# start of EXERCISE INPUT

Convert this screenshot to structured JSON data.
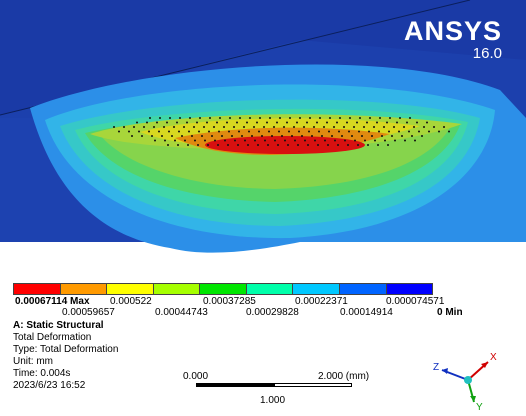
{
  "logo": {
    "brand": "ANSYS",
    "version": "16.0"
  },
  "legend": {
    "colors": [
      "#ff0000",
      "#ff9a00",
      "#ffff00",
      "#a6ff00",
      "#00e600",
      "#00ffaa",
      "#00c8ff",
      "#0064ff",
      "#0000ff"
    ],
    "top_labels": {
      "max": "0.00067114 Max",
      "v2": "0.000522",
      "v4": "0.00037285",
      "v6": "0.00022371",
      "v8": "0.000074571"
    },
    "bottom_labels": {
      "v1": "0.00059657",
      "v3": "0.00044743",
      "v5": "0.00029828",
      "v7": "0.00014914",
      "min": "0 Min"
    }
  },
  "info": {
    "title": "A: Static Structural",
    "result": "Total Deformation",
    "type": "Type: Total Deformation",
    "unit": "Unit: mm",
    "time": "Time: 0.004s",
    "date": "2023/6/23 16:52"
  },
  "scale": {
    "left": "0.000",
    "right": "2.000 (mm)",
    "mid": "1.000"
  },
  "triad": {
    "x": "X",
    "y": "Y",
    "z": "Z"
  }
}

# end of EXERCISE INPUT
# start of EXERCISE INPUT

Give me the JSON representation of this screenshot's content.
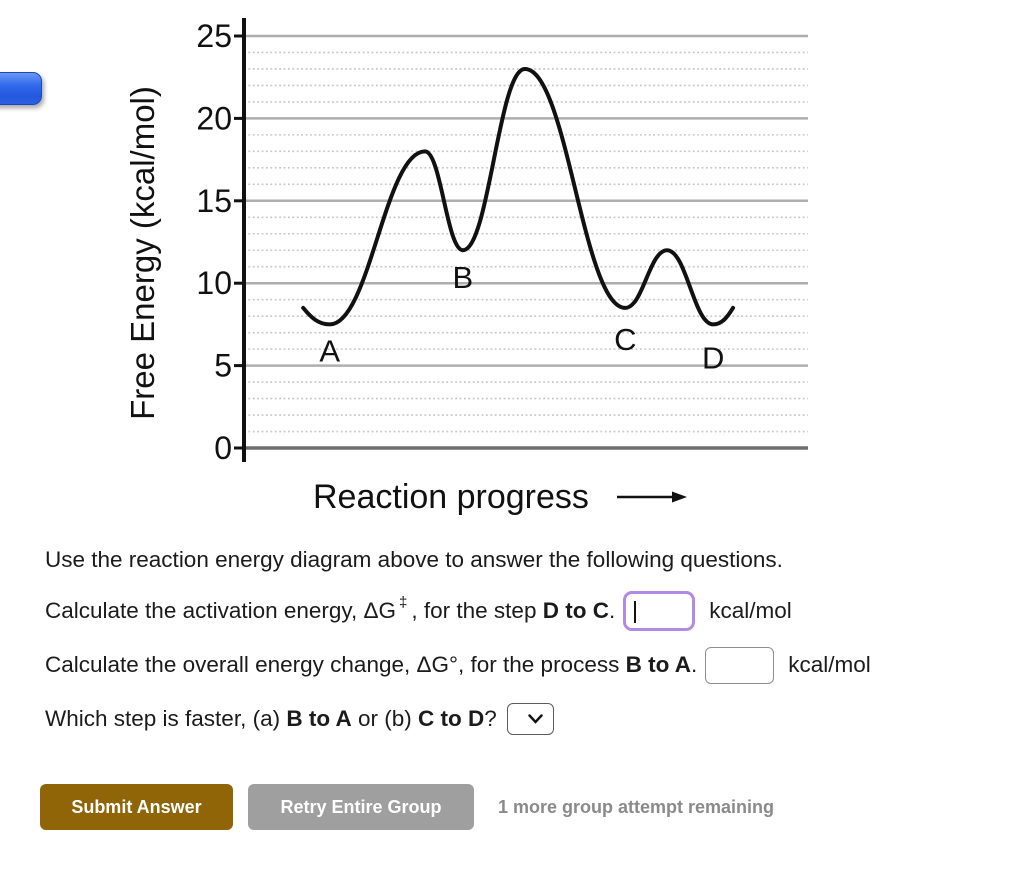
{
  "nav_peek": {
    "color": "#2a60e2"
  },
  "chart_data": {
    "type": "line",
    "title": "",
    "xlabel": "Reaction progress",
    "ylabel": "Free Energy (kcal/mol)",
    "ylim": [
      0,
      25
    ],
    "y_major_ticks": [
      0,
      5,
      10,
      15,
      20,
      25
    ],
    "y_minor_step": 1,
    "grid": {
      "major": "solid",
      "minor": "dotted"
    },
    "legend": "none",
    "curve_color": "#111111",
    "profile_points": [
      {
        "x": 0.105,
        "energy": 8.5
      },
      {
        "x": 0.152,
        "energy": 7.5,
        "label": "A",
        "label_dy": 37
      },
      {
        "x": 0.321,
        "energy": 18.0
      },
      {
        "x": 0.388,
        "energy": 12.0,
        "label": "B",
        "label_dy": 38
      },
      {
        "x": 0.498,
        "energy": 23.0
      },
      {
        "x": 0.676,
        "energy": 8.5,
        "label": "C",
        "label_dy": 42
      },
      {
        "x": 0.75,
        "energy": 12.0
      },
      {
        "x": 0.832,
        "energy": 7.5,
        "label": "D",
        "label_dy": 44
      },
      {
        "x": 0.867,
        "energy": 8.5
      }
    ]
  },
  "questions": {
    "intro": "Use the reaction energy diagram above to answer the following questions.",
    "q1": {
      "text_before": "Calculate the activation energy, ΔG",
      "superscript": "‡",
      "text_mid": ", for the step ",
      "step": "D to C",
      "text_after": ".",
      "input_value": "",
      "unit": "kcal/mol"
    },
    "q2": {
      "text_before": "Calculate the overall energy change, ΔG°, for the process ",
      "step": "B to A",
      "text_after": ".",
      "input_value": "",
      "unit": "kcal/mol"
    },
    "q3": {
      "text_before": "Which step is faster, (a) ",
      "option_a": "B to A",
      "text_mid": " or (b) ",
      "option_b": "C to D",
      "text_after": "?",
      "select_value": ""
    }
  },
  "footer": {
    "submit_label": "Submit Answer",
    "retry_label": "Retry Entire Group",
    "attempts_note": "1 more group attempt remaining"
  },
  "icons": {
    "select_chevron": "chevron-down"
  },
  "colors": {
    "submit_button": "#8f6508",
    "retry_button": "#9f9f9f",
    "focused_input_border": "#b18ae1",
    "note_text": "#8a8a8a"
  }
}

# end of EXERCISE INPUT
# start of EXERCISE INPUT

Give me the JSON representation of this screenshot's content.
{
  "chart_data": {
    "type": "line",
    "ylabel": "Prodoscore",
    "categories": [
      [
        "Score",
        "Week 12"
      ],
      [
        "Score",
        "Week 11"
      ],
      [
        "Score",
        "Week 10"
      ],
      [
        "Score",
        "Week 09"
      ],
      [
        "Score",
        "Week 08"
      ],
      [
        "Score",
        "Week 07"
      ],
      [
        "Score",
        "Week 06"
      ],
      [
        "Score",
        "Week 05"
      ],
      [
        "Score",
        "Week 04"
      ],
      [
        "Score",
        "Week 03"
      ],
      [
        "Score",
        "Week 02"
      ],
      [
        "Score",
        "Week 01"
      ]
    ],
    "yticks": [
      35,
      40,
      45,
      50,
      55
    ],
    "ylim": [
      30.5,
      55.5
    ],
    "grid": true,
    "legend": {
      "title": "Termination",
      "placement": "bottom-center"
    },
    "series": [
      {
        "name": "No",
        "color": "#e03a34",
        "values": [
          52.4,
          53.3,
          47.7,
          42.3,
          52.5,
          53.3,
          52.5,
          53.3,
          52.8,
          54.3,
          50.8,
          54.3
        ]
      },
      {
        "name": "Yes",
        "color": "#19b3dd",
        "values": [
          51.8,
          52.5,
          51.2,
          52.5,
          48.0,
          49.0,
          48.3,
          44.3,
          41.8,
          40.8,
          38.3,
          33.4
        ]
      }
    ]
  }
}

# end of EXERCISE INPUT

**THE PROBLEM:**
Pull out the lines above in which the word "Deformation" appears.

**SOLUTION TO THE EXERCISE:**
    "result": "Total Deformation",
    "type": "Type: Total Deformation",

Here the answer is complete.